▶ _GIVEN REQUEST_: Write out the listing exactly as it is given.
___ RECORDS
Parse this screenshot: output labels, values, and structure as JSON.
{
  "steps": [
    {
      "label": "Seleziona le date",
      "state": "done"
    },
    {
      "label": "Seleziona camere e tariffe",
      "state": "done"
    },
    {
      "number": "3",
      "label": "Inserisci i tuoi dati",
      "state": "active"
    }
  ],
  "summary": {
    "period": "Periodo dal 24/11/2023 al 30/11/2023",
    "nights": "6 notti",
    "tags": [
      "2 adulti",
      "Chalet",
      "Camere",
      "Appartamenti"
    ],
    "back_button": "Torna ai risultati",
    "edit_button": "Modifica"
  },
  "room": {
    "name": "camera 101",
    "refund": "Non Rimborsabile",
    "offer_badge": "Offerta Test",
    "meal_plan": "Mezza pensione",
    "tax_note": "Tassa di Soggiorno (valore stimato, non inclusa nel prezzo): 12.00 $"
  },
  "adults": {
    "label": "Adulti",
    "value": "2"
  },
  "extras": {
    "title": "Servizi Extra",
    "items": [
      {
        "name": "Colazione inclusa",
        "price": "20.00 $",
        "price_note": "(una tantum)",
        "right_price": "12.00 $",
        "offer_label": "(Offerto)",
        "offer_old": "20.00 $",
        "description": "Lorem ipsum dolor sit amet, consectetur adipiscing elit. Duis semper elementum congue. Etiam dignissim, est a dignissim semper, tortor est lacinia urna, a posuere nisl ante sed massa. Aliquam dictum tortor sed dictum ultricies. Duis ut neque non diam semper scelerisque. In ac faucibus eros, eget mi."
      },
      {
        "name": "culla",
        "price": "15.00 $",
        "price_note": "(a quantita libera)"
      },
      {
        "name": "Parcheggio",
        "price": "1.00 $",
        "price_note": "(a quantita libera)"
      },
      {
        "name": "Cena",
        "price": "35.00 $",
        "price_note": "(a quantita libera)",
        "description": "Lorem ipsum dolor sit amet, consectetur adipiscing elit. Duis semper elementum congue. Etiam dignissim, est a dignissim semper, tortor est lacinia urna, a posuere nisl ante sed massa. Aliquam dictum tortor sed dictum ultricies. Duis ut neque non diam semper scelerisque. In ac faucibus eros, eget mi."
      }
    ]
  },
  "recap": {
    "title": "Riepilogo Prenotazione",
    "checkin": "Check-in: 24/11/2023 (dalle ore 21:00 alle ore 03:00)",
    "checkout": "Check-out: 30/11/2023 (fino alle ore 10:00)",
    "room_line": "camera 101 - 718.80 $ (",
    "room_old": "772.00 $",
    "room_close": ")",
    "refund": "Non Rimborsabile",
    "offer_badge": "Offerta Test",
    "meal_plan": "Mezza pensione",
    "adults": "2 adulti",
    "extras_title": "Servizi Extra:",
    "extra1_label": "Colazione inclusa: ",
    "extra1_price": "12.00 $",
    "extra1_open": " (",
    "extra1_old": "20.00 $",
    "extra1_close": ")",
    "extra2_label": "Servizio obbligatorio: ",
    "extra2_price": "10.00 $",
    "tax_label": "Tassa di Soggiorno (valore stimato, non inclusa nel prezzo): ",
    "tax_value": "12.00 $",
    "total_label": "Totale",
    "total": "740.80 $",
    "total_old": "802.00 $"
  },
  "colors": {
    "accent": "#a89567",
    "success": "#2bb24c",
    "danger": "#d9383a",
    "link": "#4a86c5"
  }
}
______
▶ _FULL OUTPUT_:
Parse this screenshot: output labels, values, and structure as JSON.
{
  "steps": [
    {
      "label": "Seleziona le date",
      "state": "done"
    },
    {
      "label": "Seleziona camere e tariffe",
      "state": "done"
    },
    {
      "number": "3",
      "label": "Inserisci i tuoi dati",
      "state": "active"
    }
  ],
  "summary": {
    "period": "Periodo dal 24/11/2023 al 30/11/2023",
    "nights": "6 notti",
    "tags": [
      "2 adulti",
      "Chalet",
      "Camere",
      "Appartamenti"
    ],
    "back_button": "Torna ai risultati",
    "edit_button": "Modifica"
  },
  "room": {
    "name": "camera 101",
    "refund": "Non Rimborsabile",
    "offer_badge": "Offerta Test",
    "meal_plan": "Mezza pensione",
    "tax_note": "Tassa di Soggiorno (valore stimato, non inclusa nel prezzo): 12.00 $"
  },
  "adults": {
    "label": "Adulti",
    "value": "2"
  },
  "extras": {
    "title": "Servizi Extra",
    "items": [
      {
        "name": "Colazione inclusa",
        "price": "20.00 $",
        "price_note": "(una tantum)",
        "right_price": "12.00 $",
        "offer_label": "(Offerto)",
        "offer_old": "20.00 $",
        "description": "Lorem ipsum dolor sit amet, consectetur adipiscing elit. Duis semper elementum congue. Etiam dignissim, est a dignissim semper, tortor est lacinia urna, a posuere nisl ante sed massa. Aliquam dictum tortor sed dictum ultricies. Duis ut neque non diam semper scelerisque. In ac faucibus eros, eget mi."
      },
      {
        "name": "culla",
        "price": "15.00 $",
        "price_note": "(a quantita libera)"
      },
      {
        "name": "Parcheggio",
        "price": "1.00 $",
        "price_note": "(a quantita libera)"
      },
      {
        "name": "Cena",
        "price": "35.00 $",
        "price_note": "(a quantita libera)",
        "description": "Lorem ipsum dolor sit amet, consectetur adipiscing elit. Duis semper elementum congue. Etiam dignissim, est a dignissim semper, tortor est lacinia urna, a posuere nisl ante sed massa. Aliquam dictum tortor sed dictum ultricies. Duis ut neque non diam semper scelerisque. In ac faucibus eros, eget mi."
      }
    ]
  },
  "recap": {
    "title": "Riepilogo Prenotazione",
    "checkin": "Check-in: 24/11/2023 (dalle ore 21:00 alle ore 03:00)",
    "checkout": "Check-out: 30/11/2023 (fino alle ore 10:00)",
    "room_line": "camera 101 - 718.80 $ (",
    "room_old": "772.00 $",
    "room_close": ")",
    "refund": "Non Rimborsabile",
    "offer_badge": "Offerta Test",
    "meal_plan": "Mezza pensione",
    "adults": "2 adulti",
    "extras_title": "Servizi Extra:",
    "extra1_label": "Colazione inclusa: ",
    "extra1_price": "12.00 $",
    "extra1_open": " (",
    "extra1_old": "20.00 $",
    "extra1_close": ")",
    "extra2_label": "Servizio obbligatorio: ",
    "extra2_price": "10.00 $",
    "tax_label": "Tassa di Soggiorno (valore stimato, non inclusa nel prezzo): ",
    "tax_value": "12.00 $",
    "total_label": "Totale",
    "total": "740.80 $",
    "total_old": "802.00 $"
  },
  "colors": {
    "accent": "#a89567",
    "success": "#2bb24c",
    "danger": "#d9383a",
    "link": "#4a86c5"
  }
}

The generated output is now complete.